• [The request]: Would you retype all of these records exactly?

BEGIN

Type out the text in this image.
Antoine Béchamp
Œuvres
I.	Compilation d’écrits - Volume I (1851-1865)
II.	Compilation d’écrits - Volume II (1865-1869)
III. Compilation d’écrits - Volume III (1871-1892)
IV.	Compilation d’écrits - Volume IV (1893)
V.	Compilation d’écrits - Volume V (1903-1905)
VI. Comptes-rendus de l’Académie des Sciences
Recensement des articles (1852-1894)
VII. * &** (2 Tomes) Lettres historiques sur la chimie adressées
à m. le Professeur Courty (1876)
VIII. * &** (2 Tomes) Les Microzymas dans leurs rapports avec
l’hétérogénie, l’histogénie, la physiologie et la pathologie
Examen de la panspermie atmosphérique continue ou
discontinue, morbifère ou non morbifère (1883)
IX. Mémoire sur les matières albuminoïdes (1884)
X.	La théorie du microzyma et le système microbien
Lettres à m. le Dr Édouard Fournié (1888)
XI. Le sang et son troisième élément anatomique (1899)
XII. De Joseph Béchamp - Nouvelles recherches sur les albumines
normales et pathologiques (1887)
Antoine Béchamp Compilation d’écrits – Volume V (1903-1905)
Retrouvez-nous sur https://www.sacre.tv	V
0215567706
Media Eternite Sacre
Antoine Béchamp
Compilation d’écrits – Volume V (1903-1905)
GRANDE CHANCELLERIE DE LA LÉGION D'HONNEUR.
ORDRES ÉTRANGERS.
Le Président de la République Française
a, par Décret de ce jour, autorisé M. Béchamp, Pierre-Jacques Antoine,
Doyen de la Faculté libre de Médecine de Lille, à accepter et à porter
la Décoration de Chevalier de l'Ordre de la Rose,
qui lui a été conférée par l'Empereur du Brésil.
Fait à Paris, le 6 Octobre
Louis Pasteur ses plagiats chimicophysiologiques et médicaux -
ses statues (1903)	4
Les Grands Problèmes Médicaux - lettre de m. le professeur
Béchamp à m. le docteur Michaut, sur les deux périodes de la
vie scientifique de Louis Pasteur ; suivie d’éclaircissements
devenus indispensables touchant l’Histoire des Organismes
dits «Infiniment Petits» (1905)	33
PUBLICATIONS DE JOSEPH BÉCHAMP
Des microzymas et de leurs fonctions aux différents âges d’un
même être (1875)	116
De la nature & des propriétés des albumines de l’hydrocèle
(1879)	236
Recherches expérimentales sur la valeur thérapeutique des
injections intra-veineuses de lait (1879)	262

END

• [Complete answer]:
Type out the text in this image.
Antoine Béchamp
Œuvres
I.	Compilation d’écrits - Volume I (1851-1865)
II.	Compilation d’écrits - Volume II (1865-1869)
III. Compilation d’écrits - Volume III (1871-1892)
IV.	Compilation d’écrits - Volume IV (1893)
V.	Compilation d’écrits - Volume V (1903-1905)
VI. Comptes-rendus de l’Académie des Sciences
Recensement des articles (1852-1894)
VII. * &** (2 Tomes) Lettres historiques sur la chimie adressées
à m. le Professeur Courty (1876)
VIII. * &** (2 Tomes) Les Microzymas dans leurs rapports avec
l’hétérogénie, l’histogénie, la physiologie et la pathologie
Examen de la panspermie atmosphérique continue ou
discontinue, morbifère ou non morbifère (1883)
IX. Mémoire sur les matières albuminoïdes (1884)
X.	La théorie du microzyma et le système microbien
Lettres à m. le Dr Édouard Fournié (1888)
XI. Le sang et son troisième élément anatomique (1899)
XII. De Joseph Béchamp - Nouvelles recherches sur les albumines
normales et pathologiques (1887)
Antoine Béchamp Compilation d’écrits – Volume V (1903-1905)
Retrouvez-nous sur https://www.sacre.tv	V
0215567706
Media Eternite Sacre
Antoine Béchamp
Compilation d’écrits – Volume V (1903-1905)
GRANDE CHANCELLERIE DE LA LÉGION D'HONNEUR.
ORDRES ÉTRANGERS.
Le Président de la République Française
a, par Décret de ce jour, autorisé M. Béchamp, Pierre-Jacques Antoine,
Doyen de la Faculté libre de Médecine de Lille, à accepter et à porter
la Décoration de Chevalier de l'Ordre de la Rose,
qui lui a été conférée par l'Empereur du Brésil.
Fait à Paris, le 6 Octobre
Louis Pasteur ses plagiats chimicophysiologiques et médicaux -
ses statues (1903)	4
Les Grands Problèmes Médicaux - lettre de m. le professeur
Béchamp à m. le docteur Michaut, sur les deux périodes de la
vie scientifique de Louis Pasteur ; suivie d’éclaircissements
devenus indispensables touchant l’Histoire des Organismes
dits «Infiniment Petits» (1905)	33
PUBLICATIONS DE JOSEPH BÉCHAMP
Des microzymas et de leurs fonctions aux différents âges d’un
même être (1875)	116
De la nature & des propriétés des albumines de l’hydrocèle
(1879)	236
Recherches expérimentales sur la valeur thérapeutique des
injections intra-veineuses de lait (1879)	262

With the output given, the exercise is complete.